:: Exercise requirements ::
Each record that follows should be repeated exactly, minus any images.

======== Data to process

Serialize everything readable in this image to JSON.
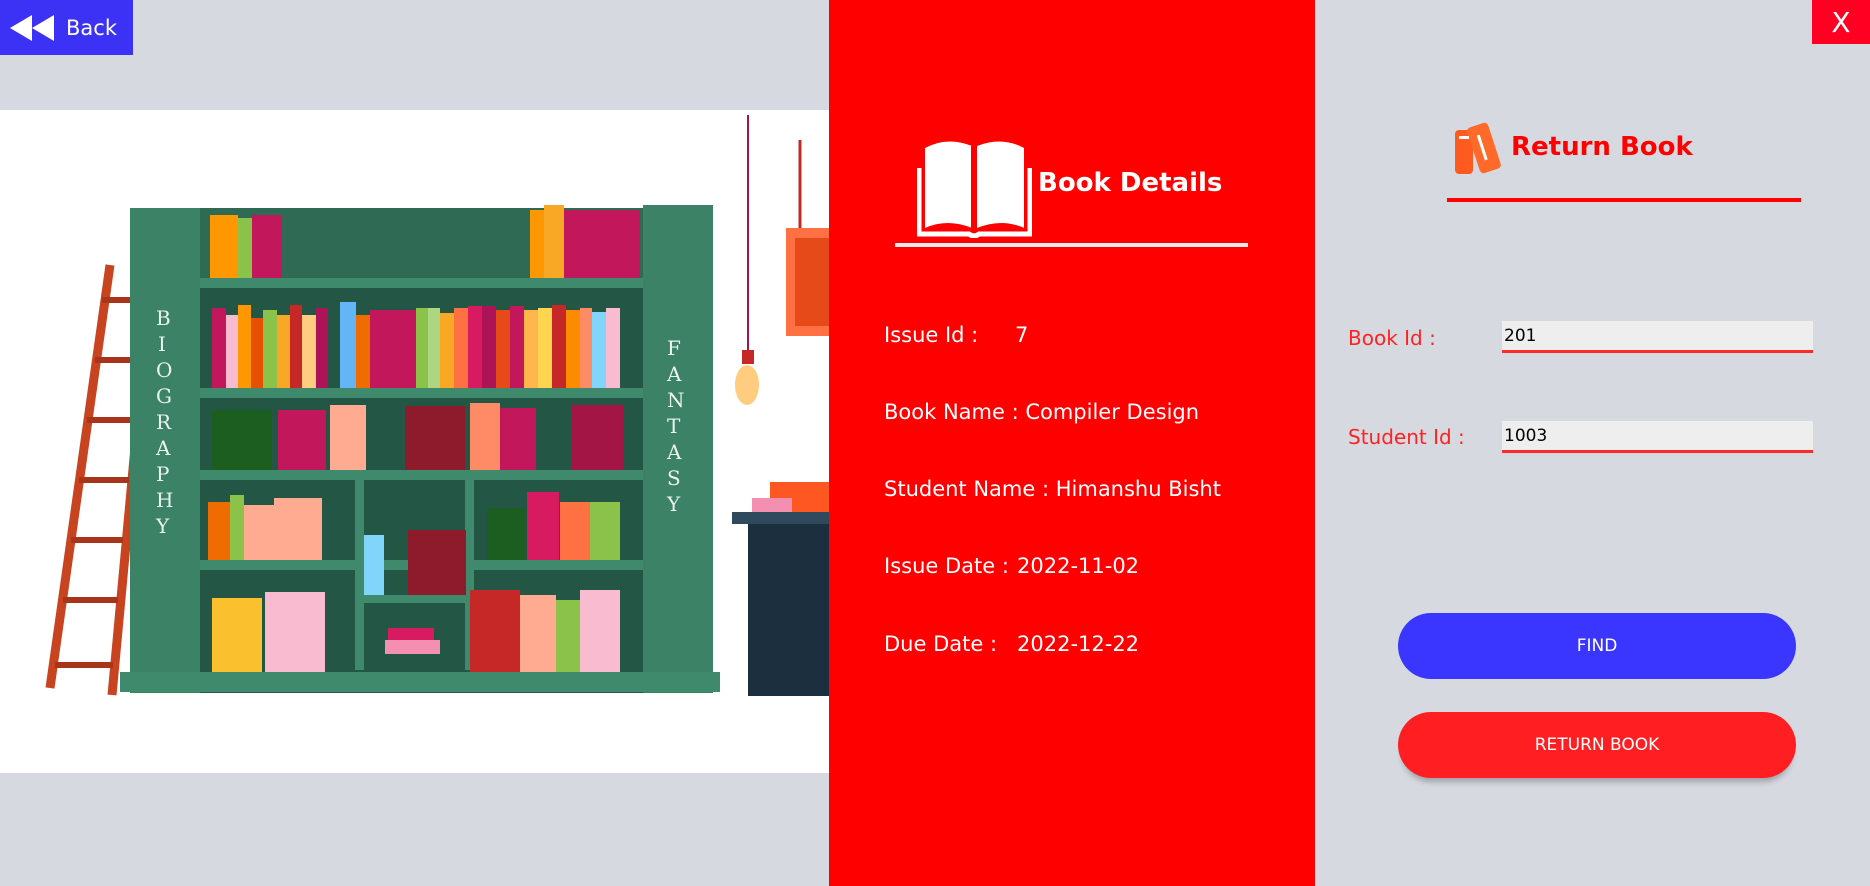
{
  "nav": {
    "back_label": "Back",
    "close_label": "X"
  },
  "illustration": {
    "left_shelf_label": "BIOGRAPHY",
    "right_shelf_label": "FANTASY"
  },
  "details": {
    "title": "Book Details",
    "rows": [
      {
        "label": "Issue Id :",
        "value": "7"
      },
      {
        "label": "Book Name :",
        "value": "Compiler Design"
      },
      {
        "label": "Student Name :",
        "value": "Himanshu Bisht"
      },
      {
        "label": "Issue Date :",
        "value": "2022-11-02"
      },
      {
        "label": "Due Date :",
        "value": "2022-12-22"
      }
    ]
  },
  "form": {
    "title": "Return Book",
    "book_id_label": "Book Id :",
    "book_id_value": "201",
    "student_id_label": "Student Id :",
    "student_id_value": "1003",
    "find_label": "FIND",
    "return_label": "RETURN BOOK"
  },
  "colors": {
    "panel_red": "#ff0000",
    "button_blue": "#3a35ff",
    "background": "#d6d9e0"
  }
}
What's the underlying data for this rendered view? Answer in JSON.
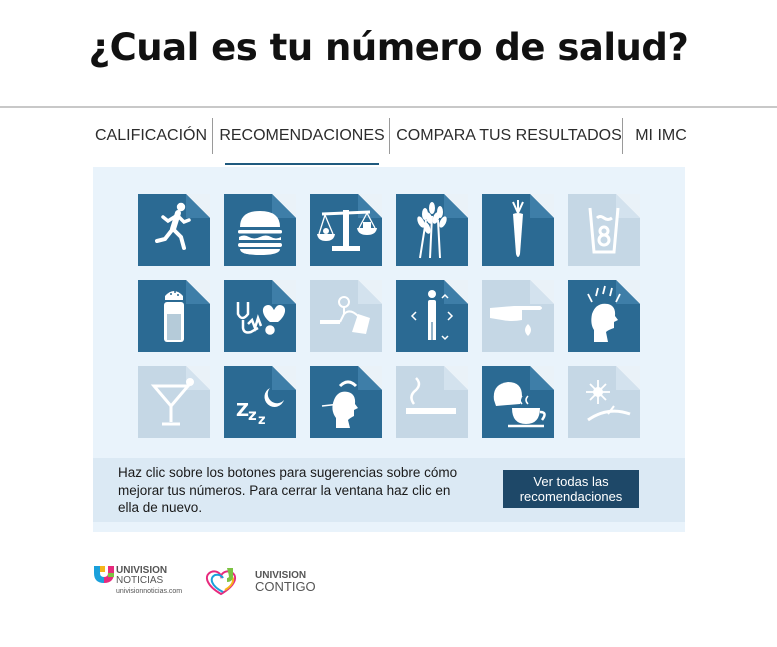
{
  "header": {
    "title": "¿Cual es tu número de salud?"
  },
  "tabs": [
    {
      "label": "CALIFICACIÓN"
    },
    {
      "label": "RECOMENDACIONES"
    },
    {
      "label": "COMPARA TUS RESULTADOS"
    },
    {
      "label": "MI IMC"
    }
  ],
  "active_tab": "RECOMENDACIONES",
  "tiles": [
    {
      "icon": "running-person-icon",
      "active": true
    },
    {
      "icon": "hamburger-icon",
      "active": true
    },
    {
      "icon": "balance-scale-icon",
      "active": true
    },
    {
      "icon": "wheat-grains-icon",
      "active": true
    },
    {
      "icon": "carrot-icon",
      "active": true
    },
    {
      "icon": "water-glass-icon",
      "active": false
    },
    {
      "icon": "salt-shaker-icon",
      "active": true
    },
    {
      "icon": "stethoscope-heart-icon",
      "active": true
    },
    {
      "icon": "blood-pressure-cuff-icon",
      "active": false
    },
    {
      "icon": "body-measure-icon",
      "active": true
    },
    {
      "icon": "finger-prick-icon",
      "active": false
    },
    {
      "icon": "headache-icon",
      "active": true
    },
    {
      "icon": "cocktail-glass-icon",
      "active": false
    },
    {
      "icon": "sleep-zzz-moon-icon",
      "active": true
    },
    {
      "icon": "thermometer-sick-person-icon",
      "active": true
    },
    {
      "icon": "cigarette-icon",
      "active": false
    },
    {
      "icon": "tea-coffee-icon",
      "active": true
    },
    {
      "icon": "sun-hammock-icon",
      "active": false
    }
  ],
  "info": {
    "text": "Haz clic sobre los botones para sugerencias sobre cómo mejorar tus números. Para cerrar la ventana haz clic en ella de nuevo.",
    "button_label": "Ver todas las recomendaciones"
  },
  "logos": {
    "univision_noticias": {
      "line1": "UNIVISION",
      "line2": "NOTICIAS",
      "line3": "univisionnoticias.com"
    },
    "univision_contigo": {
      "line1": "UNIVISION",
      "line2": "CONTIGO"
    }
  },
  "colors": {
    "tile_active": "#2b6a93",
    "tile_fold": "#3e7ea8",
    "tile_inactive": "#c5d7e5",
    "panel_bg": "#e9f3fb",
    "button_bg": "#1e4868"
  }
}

================

:: Solution for this exercise ::
Serialize everything readable in this image to JSON.
{
  "nav": {
    "back_label": "Back",
    "close_label": "X"
  },
  "illustration": {
    "left_shelf_label": "BIOGRAPHY",
    "right_shelf_label": "FANTASY"
  },
  "details": {
    "title": "Book Details",
    "rows": [
      {
        "label": "Issue Id :",
        "value": "7"
      },
      {
        "label": "Book Name :",
        "value": "Compiler Design"
      },
      {
        "label": "Student Name :",
        "value": "Himanshu Bisht"
      },
      {
        "label": "Issue Date :",
        "value": "2022-11-02"
      },
      {
        "label": "Due Date :",
        "value": "2022-12-22"
      }
    ]
  },
  "form": {
    "title": "Return Book",
    "book_id_label": "Book Id :",
    "book_id_value": "201",
    "student_id_label": "Student Id :",
    "student_id_value": "1003",
    "find_label": "FIND",
    "return_label": "RETURN BOOK"
  },
  "colors": {
    "panel_red": "#ff0000",
    "button_blue": "#3a35ff",
    "background": "#d6d9e0"
  }
}
What's the underlying data for this rendered view? Answer in JSON.
{
  "header": {
    "title": "¿Cual es tu número de salud?"
  },
  "tabs": [
    {
      "label": "CALIFICACIÓN"
    },
    {
      "label": "RECOMENDACIONES"
    },
    {
      "label": "COMPARA TUS RESULTADOS"
    },
    {
      "label": "MI IMC"
    }
  ],
  "active_tab": "RECOMENDACIONES",
  "tiles": [
    {
      "icon": "running-person-icon",
      "active": true
    },
    {
      "icon": "hamburger-icon",
      "active": true
    },
    {
      "icon": "balance-scale-icon",
      "active": true
    },
    {
      "icon": "wheat-grains-icon",
      "active": true
    },
    {
      "icon": "carrot-icon",
      "active": true
    },
    {
      "icon": "water-glass-icon",
      "active": false
    },
    {
      "icon": "salt-shaker-icon",
      "active": true
    },
    {
      "icon": "stethoscope-heart-icon",
      "active": true
    },
    {
      "icon": "blood-pressure-cuff-icon",
      "active": false
    },
    {
      "icon": "body-measure-icon",
      "active": true
    },
    {
      "icon": "finger-prick-icon",
      "active": false
    },
    {
      "icon": "headache-icon",
      "active": true
    },
    {
      "icon": "cocktail-glass-icon",
      "active": false
    },
    {
      "icon": "sleep-zzz-moon-icon",
      "active": true
    },
    {
      "icon": "thermometer-sick-person-icon",
      "active": true
    },
    {
      "icon": "cigarette-icon",
      "active": false
    },
    {
      "icon": "tea-coffee-icon",
      "active": true
    },
    {
      "icon": "sun-hammock-icon",
      "active": false
    }
  ],
  "info": {
    "text": "Haz clic sobre los botones para sugerencias sobre cómo mejorar tus números. Para cerrar la ventana haz clic en ella de nuevo.",
    "button_label": "Ver todas las recomendaciones"
  },
  "logos": {
    "univision_noticias": {
      "line1": "UNIVISION",
      "line2": "NOTICIAS",
      "line3": "univisionnoticias.com"
    },
    "univision_contigo": {
      "line1": "UNIVISION",
      "line2": "CONTIGO"
    }
  },
  "colors": {
    "tile_active": "#2b6a93",
    "tile_fold": "#3e7ea8",
    "tile_inactive": "#c5d7e5",
    "panel_bg": "#e9f3fb",
    "button_bg": "#1e4868"
  }
}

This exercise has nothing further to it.